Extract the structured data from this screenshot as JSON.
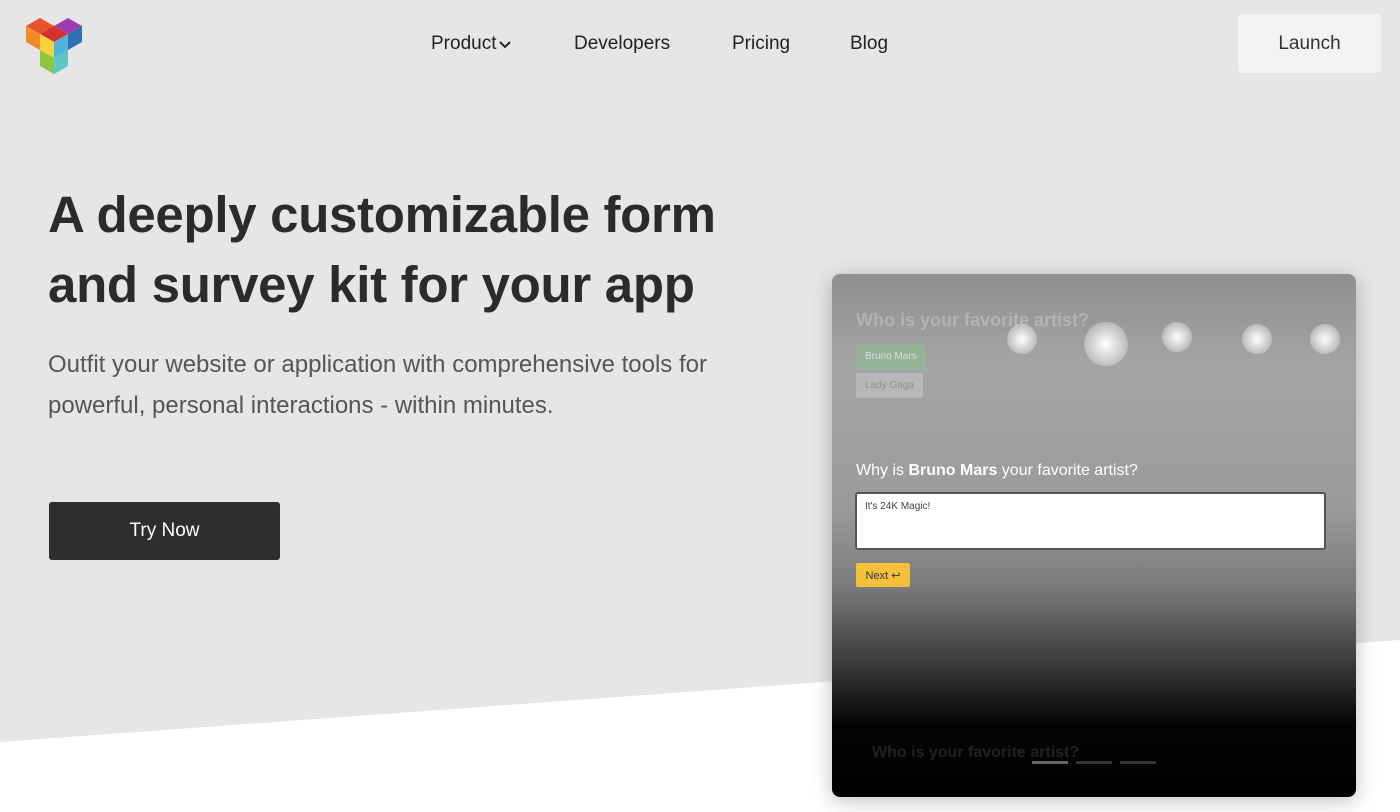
{
  "nav": {
    "items": [
      {
        "label": "Product",
        "has_dropdown": true
      },
      {
        "label": "Developers"
      },
      {
        "label": "Pricing"
      },
      {
        "label": "Blog"
      }
    ],
    "launch_label": "Launch"
  },
  "hero": {
    "title": "A deeply customizable form and survey kit for your app",
    "subtitle": "Outfit your website or application with comprehensive tools for powerful, personal interactions - within minutes.",
    "cta_label": "Try Now"
  },
  "demo": {
    "prev_question": "Who is your favorite artist?",
    "options": [
      "Bruno Mars",
      "Lady Gaga"
    ],
    "question_prefix": "Why is ",
    "question_bold": "Bruno Mars",
    "question_suffix": " your favorite artist?",
    "answer": "It's 24K Magic!",
    "next_label": "Next",
    "next_question": "Who is your favorite artist?",
    "accent_color": "#f5c03a",
    "progress_steps": 3,
    "progress_current": 1
  }
}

•••

» **GIVEN EXERCISE**: Extract every line of the data exactly; pictures stay out.

» **WRITTEN SOLUTION**:
Extract the structured data from this screenshot as JSON.
{
  "nav": {
    "items": [
      {
        "label": "Product",
        "has_dropdown": true
      },
      {
        "label": "Developers"
      },
      {
        "label": "Pricing"
      },
      {
        "label": "Blog"
      }
    ],
    "launch_label": "Launch"
  },
  "hero": {
    "title": "A deeply customizable form and survey kit for your app",
    "subtitle": "Outfit your website or application with comprehensive tools for powerful, personal interactions - within minutes.",
    "cta_label": "Try Now"
  },
  "demo": {
    "prev_question": "Who is your favorite artist?",
    "options": [
      "Bruno Mars",
      "Lady Gaga"
    ],
    "question_prefix": "Why is ",
    "question_bold": "Bruno Mars",
    "question_suffix": " your favorite artist?",
    "answer": "It's 24K Magic!",
    "next_label": "Next",
    "next_question": "Who is your favorite artist?",
    "accent_color": "#f5c03a",
    "progress_steps": 3,
    "progress_current": 1
  }
}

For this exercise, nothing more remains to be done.